Exercise prompt: Review the listing and copy each line that holds the word "течение".

Recorded information:

* start *

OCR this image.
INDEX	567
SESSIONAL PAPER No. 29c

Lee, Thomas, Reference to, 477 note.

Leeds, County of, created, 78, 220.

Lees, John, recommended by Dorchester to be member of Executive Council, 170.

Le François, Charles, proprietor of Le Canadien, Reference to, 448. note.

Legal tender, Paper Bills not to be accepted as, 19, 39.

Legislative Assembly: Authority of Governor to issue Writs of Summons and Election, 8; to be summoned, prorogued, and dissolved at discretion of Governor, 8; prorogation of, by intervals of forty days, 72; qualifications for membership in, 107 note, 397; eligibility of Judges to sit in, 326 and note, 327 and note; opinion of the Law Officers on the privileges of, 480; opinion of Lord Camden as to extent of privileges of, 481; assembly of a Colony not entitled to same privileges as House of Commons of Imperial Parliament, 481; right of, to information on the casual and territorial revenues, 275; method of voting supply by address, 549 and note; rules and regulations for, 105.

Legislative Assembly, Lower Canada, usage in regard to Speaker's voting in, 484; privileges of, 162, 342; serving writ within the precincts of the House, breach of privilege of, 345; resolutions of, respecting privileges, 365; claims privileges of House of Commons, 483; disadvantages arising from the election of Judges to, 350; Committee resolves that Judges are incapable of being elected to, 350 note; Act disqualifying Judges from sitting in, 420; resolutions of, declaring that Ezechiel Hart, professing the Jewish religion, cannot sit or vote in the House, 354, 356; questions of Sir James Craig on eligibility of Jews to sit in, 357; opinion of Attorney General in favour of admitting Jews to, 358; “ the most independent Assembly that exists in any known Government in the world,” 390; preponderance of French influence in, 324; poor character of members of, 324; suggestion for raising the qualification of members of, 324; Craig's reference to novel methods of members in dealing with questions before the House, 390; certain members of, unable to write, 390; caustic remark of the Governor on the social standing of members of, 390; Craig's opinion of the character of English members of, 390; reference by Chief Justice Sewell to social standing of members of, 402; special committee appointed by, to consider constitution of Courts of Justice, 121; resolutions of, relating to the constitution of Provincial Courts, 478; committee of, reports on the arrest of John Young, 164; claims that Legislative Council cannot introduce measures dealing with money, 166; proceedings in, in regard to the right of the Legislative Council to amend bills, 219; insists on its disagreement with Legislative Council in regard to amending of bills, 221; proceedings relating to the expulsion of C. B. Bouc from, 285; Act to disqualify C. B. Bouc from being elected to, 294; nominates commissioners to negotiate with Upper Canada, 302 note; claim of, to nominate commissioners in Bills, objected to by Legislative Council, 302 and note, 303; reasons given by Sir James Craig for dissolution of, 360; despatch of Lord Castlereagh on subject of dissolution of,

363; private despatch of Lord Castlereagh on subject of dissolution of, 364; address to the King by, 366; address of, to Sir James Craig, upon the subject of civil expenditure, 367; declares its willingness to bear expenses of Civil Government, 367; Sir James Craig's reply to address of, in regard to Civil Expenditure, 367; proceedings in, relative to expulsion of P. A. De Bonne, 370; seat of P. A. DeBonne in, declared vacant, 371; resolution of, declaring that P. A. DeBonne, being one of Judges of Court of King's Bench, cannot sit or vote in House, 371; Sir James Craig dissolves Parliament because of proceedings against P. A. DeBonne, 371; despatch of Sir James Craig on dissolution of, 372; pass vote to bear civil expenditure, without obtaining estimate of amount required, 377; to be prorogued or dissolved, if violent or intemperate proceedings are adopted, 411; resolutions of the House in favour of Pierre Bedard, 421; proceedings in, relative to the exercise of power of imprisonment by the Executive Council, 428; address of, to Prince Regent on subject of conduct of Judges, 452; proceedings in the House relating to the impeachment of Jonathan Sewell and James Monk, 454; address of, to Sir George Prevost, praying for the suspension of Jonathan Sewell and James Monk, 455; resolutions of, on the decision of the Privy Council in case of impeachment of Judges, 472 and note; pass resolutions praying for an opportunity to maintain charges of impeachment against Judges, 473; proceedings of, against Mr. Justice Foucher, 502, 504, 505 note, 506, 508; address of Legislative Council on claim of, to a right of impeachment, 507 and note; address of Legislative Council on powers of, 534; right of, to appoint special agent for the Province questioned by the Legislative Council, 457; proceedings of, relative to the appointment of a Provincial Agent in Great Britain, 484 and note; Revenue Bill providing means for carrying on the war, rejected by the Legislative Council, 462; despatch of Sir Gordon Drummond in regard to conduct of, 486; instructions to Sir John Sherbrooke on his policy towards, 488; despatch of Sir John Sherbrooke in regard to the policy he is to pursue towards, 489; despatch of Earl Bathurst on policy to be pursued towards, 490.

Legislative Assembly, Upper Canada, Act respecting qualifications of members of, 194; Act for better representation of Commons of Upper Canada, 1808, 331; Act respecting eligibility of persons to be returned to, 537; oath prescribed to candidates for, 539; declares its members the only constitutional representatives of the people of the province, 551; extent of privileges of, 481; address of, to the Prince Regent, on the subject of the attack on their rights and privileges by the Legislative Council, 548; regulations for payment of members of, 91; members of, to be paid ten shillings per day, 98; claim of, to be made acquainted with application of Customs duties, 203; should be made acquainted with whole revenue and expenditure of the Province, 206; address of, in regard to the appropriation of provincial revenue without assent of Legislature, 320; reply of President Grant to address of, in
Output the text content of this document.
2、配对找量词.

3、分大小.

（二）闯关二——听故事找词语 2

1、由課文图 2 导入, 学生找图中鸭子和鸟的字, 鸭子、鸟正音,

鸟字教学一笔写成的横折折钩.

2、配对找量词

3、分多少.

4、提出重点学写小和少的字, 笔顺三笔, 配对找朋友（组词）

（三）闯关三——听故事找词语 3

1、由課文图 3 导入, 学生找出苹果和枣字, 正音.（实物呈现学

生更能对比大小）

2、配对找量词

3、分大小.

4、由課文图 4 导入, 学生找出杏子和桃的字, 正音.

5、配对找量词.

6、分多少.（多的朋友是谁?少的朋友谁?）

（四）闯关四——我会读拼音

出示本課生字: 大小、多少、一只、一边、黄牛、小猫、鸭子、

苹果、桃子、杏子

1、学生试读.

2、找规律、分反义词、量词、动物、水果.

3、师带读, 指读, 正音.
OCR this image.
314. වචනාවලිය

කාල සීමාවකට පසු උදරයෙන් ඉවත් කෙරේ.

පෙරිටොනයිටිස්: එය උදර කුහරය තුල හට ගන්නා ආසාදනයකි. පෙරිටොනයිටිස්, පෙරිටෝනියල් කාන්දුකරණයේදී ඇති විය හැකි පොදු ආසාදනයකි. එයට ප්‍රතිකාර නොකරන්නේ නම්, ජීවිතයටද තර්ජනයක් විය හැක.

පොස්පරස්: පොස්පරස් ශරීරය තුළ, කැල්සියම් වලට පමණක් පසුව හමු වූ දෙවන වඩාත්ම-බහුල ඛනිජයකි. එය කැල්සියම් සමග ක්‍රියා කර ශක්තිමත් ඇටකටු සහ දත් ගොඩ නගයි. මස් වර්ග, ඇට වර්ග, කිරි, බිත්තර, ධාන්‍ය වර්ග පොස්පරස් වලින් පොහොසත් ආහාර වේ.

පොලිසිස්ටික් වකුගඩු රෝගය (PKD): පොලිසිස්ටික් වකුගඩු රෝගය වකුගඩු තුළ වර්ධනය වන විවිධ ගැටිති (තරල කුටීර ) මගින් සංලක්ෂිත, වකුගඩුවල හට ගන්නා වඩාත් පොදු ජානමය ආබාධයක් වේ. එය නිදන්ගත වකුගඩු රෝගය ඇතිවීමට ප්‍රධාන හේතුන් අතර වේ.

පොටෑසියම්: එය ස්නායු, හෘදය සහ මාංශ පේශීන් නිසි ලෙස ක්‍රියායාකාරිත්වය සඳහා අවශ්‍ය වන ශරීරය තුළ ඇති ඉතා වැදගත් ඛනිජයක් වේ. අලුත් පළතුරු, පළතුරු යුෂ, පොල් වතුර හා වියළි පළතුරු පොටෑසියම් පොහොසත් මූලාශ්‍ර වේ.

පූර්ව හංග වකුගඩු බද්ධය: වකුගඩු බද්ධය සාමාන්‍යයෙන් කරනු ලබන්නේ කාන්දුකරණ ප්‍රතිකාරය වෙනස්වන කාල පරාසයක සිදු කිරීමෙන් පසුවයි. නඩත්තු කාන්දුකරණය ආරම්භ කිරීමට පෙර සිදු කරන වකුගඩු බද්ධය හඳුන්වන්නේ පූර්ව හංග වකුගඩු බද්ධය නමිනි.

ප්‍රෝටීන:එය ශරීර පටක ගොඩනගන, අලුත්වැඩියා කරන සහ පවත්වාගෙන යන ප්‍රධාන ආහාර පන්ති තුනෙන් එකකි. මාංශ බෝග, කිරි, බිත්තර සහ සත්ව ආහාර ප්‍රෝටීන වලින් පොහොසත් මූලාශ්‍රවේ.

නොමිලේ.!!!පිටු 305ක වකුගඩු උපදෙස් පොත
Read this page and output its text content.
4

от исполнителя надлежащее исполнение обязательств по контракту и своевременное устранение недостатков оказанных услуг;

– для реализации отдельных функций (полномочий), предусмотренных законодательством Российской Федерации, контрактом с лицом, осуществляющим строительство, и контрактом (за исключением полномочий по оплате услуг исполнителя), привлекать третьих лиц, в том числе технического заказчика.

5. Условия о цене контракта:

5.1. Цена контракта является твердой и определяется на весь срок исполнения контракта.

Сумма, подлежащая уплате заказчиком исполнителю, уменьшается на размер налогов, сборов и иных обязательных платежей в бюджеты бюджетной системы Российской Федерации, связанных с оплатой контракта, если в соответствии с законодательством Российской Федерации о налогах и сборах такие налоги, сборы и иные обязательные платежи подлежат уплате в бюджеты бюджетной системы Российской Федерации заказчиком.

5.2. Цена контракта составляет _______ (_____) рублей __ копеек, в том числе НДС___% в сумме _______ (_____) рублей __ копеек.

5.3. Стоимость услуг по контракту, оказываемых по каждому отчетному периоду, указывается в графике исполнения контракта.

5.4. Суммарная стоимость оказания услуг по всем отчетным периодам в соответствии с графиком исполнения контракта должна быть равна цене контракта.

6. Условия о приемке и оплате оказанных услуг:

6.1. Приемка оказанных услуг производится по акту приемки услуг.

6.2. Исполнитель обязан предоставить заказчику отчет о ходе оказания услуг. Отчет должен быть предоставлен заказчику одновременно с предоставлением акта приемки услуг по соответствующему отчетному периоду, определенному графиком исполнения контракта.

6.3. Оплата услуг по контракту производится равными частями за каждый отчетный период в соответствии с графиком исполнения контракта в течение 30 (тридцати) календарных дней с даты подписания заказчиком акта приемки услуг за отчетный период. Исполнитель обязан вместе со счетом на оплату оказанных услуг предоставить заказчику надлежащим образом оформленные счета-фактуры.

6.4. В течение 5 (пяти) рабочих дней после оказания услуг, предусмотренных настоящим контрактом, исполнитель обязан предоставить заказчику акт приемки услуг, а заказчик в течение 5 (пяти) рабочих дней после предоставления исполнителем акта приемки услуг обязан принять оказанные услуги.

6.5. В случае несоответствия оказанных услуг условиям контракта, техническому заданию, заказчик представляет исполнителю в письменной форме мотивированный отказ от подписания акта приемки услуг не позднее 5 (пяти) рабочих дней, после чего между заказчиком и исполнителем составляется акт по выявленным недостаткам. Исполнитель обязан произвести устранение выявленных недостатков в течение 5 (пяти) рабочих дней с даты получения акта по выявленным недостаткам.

* end *

Correct result:
6.3. Оплата услуг по контракту производится равными частями за каждый отчетный период в соответствии с графиком исполнения контракта в течение 30 (тридцати) календарных дней с даты подписания заказчиком акта приемки услуг за отчетный период. Исполнитель обязан вместе со счетом на оплату оказанных услуг предоставить заказчику надлежащим образом оформленные счета-фактуры.
6.4. В течение 5 (пяти) рабочих дней после оказания услуг, предусмотренных настоящим контрактом, исполнитель обязан предоставить заказчику акт приемки услуг, а заказчик в течение 5 (пяти) рабочих дней после предоставления исполнителем акта приемки услуг обязан принять оказанные услуги.
6.5. В случае несоответствия оказанных услуг условиям контракта, техническому заданию, заказчик представляет исполнителю в письменной форме мотивированный отказ от подписания акта приемки услуг не позднее 5 (пяти) рабочих дней, после чего между заказчиком и исполнителем составляется акт по выявленным недостаткам. Исполнитель обязан произвести устранение выявленных недостатков в течение 5 (пяти) рабочих дней с даты получения акта по выявленным недостаткам.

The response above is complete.